[DATA FOR THE TASK]

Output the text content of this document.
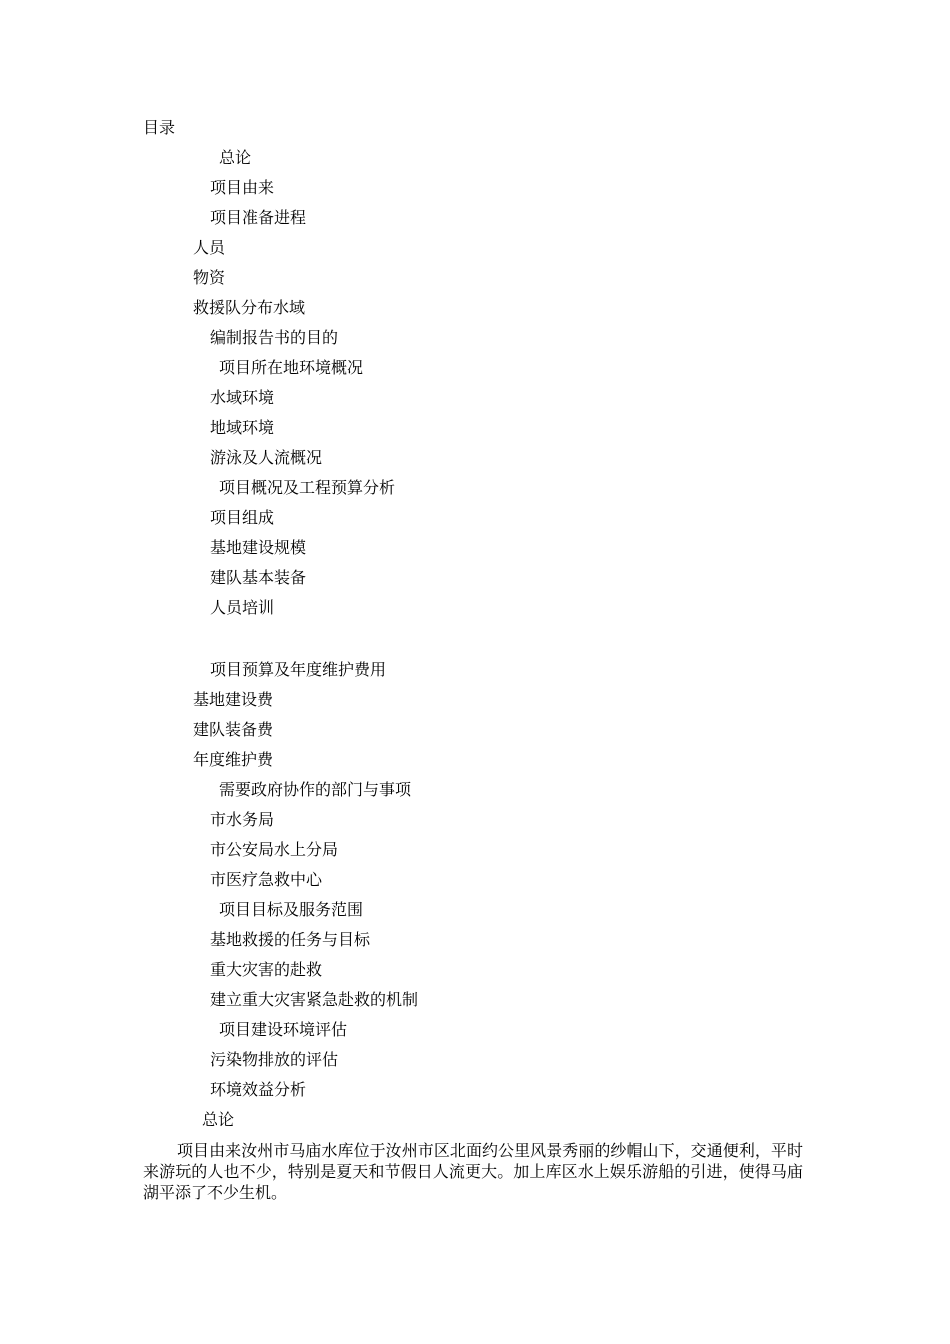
目录
总论
项目由来
项目准备进程
人员
物资
救援队分布水域
编制报告书的目的
项目所在地环境概况
水域环境
地域环境
游泳及人流概况
项目概况及工程预算分析
项目组成
基地建设规模
建队基本装备
人员培训
项目预算及年度维护费用
基地建设费
建队装备费
年度维护费
需要政府协作的部门与事项
市水务局
市公安局水上分局
市医疗急救中心
项目目标及服务范围
基地救援的任务与目标
重大灾害的赴救
建立重大灾害紧急赴救的机制
项目建设环境评估
污染物排放的评估
环境效益分析
总论

项目由来汝州市马庙水库位于汝州市区北面约公里风景秀丽的纱帽山下，交通便利，平时来游玩的人也不少，特别是夏天和节假日人流更大。加上库区水上娱乐游船的引进，使得马庙湖平添了不少生机。
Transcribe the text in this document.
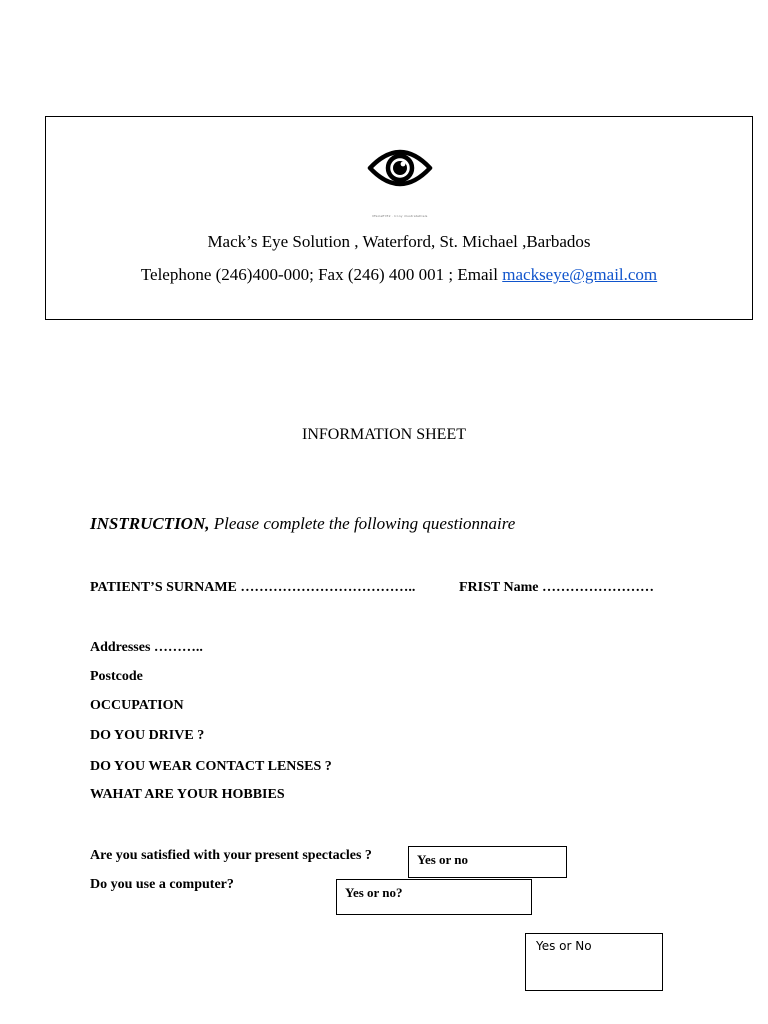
MSoleEYE2 · Irony illustrateDiels
Mack’s Eye Solution , Waterford, St. Michael ,Barbados
Telephone (246)400-000; Fax (246) 400 001 ; Email mackseye@gmail.com
INFORMATION SHEET
INSTRUCTION, Please complete the following questionnaire
PATIENT’S SURNAME ………………………………..	FRIST Name ……………………
Addresses ………..
Postcode
OCCUPATION
DO YOU DRIVE ?
DO YOU WEAR CONTACT LENSES ?
WAHAT ARE YOUR HOBBIES
Are you satisfied with your present spectacles ?	Yes or no
Do you use a computer?
Yes or no?
Yes or No
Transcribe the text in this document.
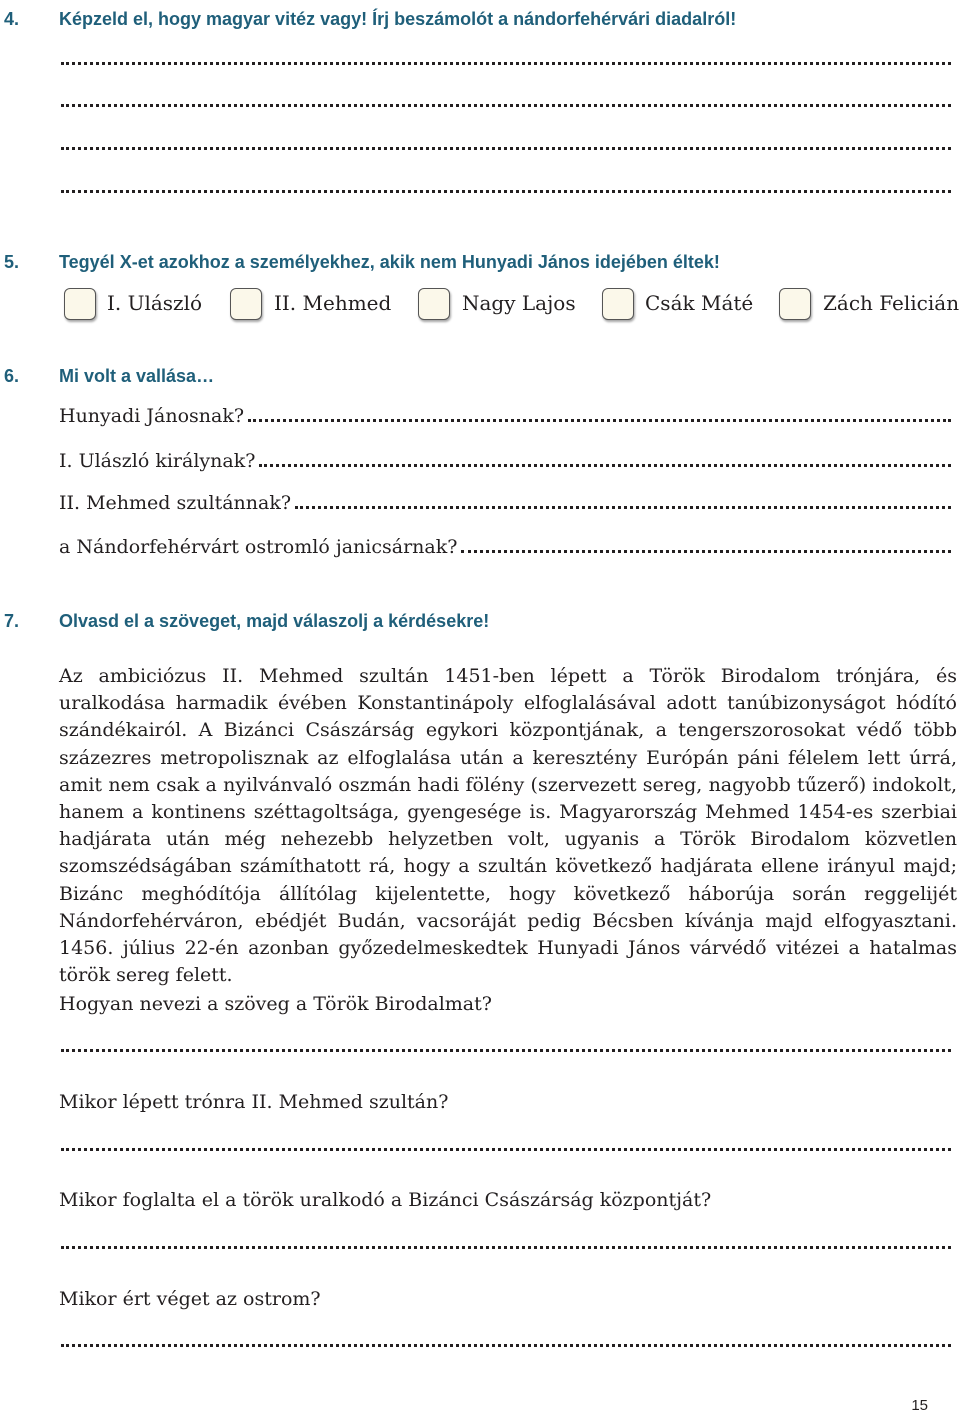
4. Képzeld el, hogy magyar vitéz vagy! Írj beszámolót a nándorfehérvári diadalról!
5. Tegyél X-et azokhoz a személyekhez, akik nem Hunyadi János idejében éltek!
I. Ulászló	II. Mehmed	Nagy Lajos	Csák Máté	Zách Felicián
6. Mi volt a vallása…
Hunyadi Jánosnak?
I. Ulászló királynak?
II. Mehmed szultánnak?
a Nándorfehérvárt ostromló janicsárnak?
7. Olvasd el a szöveget, majd válaszolj a kérdésekre!
Az ambiciózus II. Mehmed szultán 1451-ben lépett a Török Birodalom trónjára, és uralkodása harmadik évében Konstantinápoly elfoglalásával adott tanúbizonyságot hódító szándékairól. A Bizánci Császárság egykori központjának, a tengerszorosokat védő több százezres metropolisznak az elfoglalása után a keresztény Európán páni félelem lett úrrá, amit nem csak a nyilvánvaló oszmán hadi fölény (szervezett sereg, nagyobb tűzerő) indokolt, hanem a kontinens széttagoltsága, gyengesége is. Magyarország Mehmed 1454-es szerbiai hadjárata után még nehezebb helyzetben volt, ugyanis a Török Birodalom közvetlen szomszédságában számíthatott rá, hogy a szultán következő hadjárata ellene irányul majd; Bizánc meghódítója állítólag kijelentette, hogy következő háborúja során reggelijét Nándorfehérváron, ebédjét Budán, vacsoráját pedig Bécsben kívánja majd elfogyasztani. 1456. július 22-én azonban győzedelmeskedtek Hunyadi János várvédő vitézei a hatalmas török sereg felett.
Hogyan nevezi a szöveg a Török Birodalmat?
Mikor lépett trónra II. Mehmed szultán?
Mikor foglalta el a török uralkodó a Bizánci Császárság központját?
Mikor ért véget az ostrom?
15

[PROBLEM DETAILS] Show, from the material above, each line that includes the string "Hunyadi".

[THE REPLY]
5. Tegyél X-et azokhoz a személyekhez, akik nem Hunyadi János idejében éltek!
Hunyadi Jánosnak?
Az ambiciózus II. Mehmed szultán 1451-ben lépett a Török Birodalom trónjára, és uralkodása harmadik évében Konstantinápoly elfoglalásával adott tanúbizonyságot hódító szándékairól. A Bizánci Császárság egykori központjának, a tengerszorosokat védő több százezres metropolisznak az elfoglalása után a keresztény Európán páni félelem lett úrrá, amit nem csak a nyilvánvaló oszmán hadi fölény (szervezett sereg, nagyobb tűzerő) indokolt, hanem a kontinens széttagoltsága, gyengesége is. Magyarország Mehmed 1454-es szerbiai hadjárata után még nehezebb helyzetben volt, ugyanis a Török Birodalom közvetlen szomszédságában számíthatott rá, hogy a szultán következő hadjárata ellene irányul majd; Bizánc meghódítója állítólag kijelentette, hogy következő háborúja során reggelijét Nándorfehérváron, ebédjét Budán, vacsoráját pedig Bécsben kívánja majd elfogyasztani. 1456. július 22-én azonban győzedelmeskedtek Hunyadi János várvédő vitézei a hatalmas török sereg felett.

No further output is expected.